What you need to do
Transcribe every entry word for word. Skip the pictures.

Source material
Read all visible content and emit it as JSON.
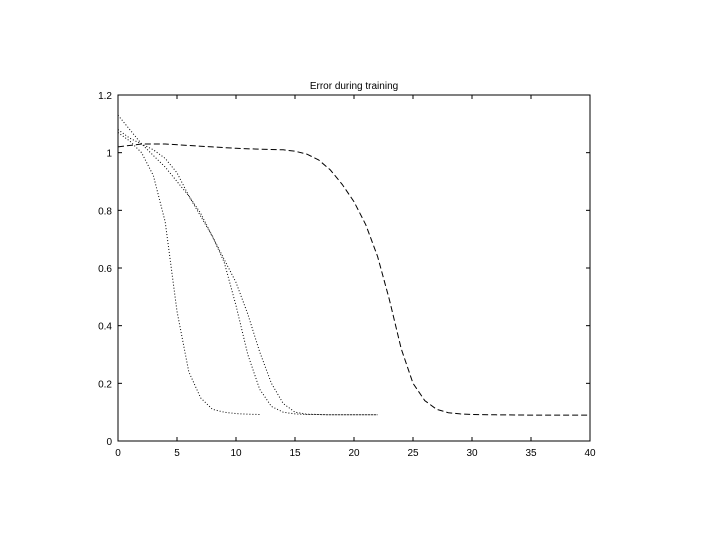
{
  "chart_data": {
    "type": "line",
    "title": "Error during training",
    "xlabel": "",
    "ylabel": "",
    "xlim": [
      0,
      40
    ],
    "ylim": [
      0,
      1.2
    ],
    "x_ticks": [
      "0",
      "5",
      "10",
      "15",
      "20",
      "25",
      "30",
      "35",
      "40"
    ],
    "y_ticks": [
      "0",
      "0.2",
      "0.4",
      "0.6",
      "0.8",
      "1",
      "1.2"
    ],
    "legend": false,
    "grid": false,
    "series": [
      {
        "style": "dotted",
        "x": [
          0,
          1,
          2,
          3,
          4,
          5,
          6,
          7,
          8,
          9,
          10,
          11,
          12
        ],
        "y": [
          1.07,
          1.04,
          1.0,
          0.92,
          0.76,
          0.45,
          0.24,
          0.15,
          0.11,
          0.1,
          0.095,
          0.093,
          0.092
        ]
      },
      {
        "style": "dotted",
        "x": [
          0,
          2,
          4,
          6,
          7,
          8,
          9,
          10,
          11,
          12,
          13,
          14,
          15,
          16,
          17,
          18,
          20,
          22
        ],
        "y": [
          1.13,
          1.03,
          0.95,
          0.85,
          0.79,
          0.71,
          0.62,
          0.47,
          0.3,
          0.18,
          0.12,
          0.1,
          0.094,
          0.092,
          0.092,
          0.091,
          0.091,
          0.091
        ]
      },
      {
        "style": "dotted",
        "x": [
          0,
          1,
          2,
          3,
          4,
          5,
          6,
          7,
          8,
          9,
          10,
          11,
          12,
          13,
          14,
          15,
          16,
          18,
          20,
          22
        ],
        "y": [
          1.08,
          1.05,
          1.03,
          1.01,
          0.98,
          0.93,
          0.85,
          0.78,
          0.71,
          0.63,
          0.55,
          0.44,
          0.31,
          0.2,
          0.13,
          0.1,
          0.093,
          0.091,
          0.091,
          0.091
        ]
      },
      {
        "style": "dashed",
        "x": [
          0,
          2,
          4,
          6,
          8,
          10,
          12,
          14,
          15,
          16,
          17,
          18,
          19,
          20,
          21,
          22,
          23,
          24,
          25,
          26,
          27,
          28,
          29,
          30,
          32,
          35,
          40
        ],
        "y": [
          1.02,
          1.03,
          1.03,
          1.025,
          1.02,
          1.015,
          1.012,
          1.01,
          1.005,
          0.995,
          0.975,
          0.94,
          0.89,
          0.83,
          0.75,
          0.64,
          0.49,
          0.32,
          0.2,
          0.14,
          0.11,
          0.098,
          0.094,
          0.092,
          0.091,
          0.09,
          0.09
        ]
      }
    ]
  }
}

Right answer
Read all visible content and emit it as JSON.
{
  "chart_data": {
    "type": "line",
    "title": "Error during training",
    "xlabel": "",
    "ylabel": "",
    "xlim": [
      0,
      40
    ],
    "ylim": [
      0,
      1.2
    ],
    "x_ticks": [
      "0",
      "5",
      "10",
      "15",
      "20",
      "25",
      "30",
      "35",
      "40"
    ],
    "y_ticks": [
      "0",
      "0.2",
      "0.4",
      "0.6",
      "0.8",
      "1",
      "1.2"
    ],
    "legend": false,
    "grid": false,
    "series": [
      {
        "style": "dotted",
        "x": [
          0,
          1,
          2,
          3,
          4,
          5,
          6,
          7,
          8,
          9,
          10,
          11,
          12
        ],
        "y": [
          1.07,
          1.04,
          1.0,
          0.92,
          0.76,
          0.45,
          0.24,
          0.15,
          0.11,
          0.1,
          0.095,
          0.093,
          0.092
        ]
      },
      {
        "style": "dotted",
        "x": [
          0,
          2,
          4,
          6,
          7,
          8,
          9,
          10,
          11,
          12,
          13,
          14,
          15,
          16,
          17,
          18,
          20,
          22
        ],
        "y": [
          1.13,
          1.03,
          0.95,
          0.85,
          0.79,
          0.71,
          0.62,
          0.47,
          0.3,
          0.18,
          0.12,
          0.1,
          0.094,
          0.092,
          0.092,
          0.091,
          0.091,
          0.091
        ]
      },
      {
        "style": "dotted",
        "x": [
          0,
          1,
          2,
          3,
          4,
          5,
          6,
          7,
          8,
          9,
          10,
          11,
          12,
          13,
          14,
          15,
          16,
          18,
          20,
          22
        ],
        "y": [
          1.08,
          1.05,
          1.03,
          1.01,
          0.98,
          0.93,
          0.85,
          0.78,
          0.71,
          0.63,
          0.55,
          0.44,
          0.31,
          0.2,
          0.13,
          0.1,
          0.093,
          0.091,
          0.091,
          0.091
        ]
      },
      {
        "style": "dashed",
        "x": [
          0,
          2,
          4,
          6,
          8,
          10,
          12,
          14,
          15,
          16,
          17,
          18,
          19,
          20,
          21,
          22,
          23,
          24,
          25,
          26,
          27,
          28,
          29,
          30,
          32,
          35,
          40
        ],
        "y": [
          1.02,
          1.03,
          1.03,
          1.025,
          1.02,
          1.015,
          1.012,
          1.01,
          1.005,
          0.995,
          0.975,
          0.94,
          0.89,
          0.83,
          0.75,
          0.64,
          0.49,
          0.32,
          0.2,
          0.14,
          0.11,
          0.098,
          0.094,
          0.092,
          0.091,
          0.09,
          0.09
        ]
      }
    ]
  }
}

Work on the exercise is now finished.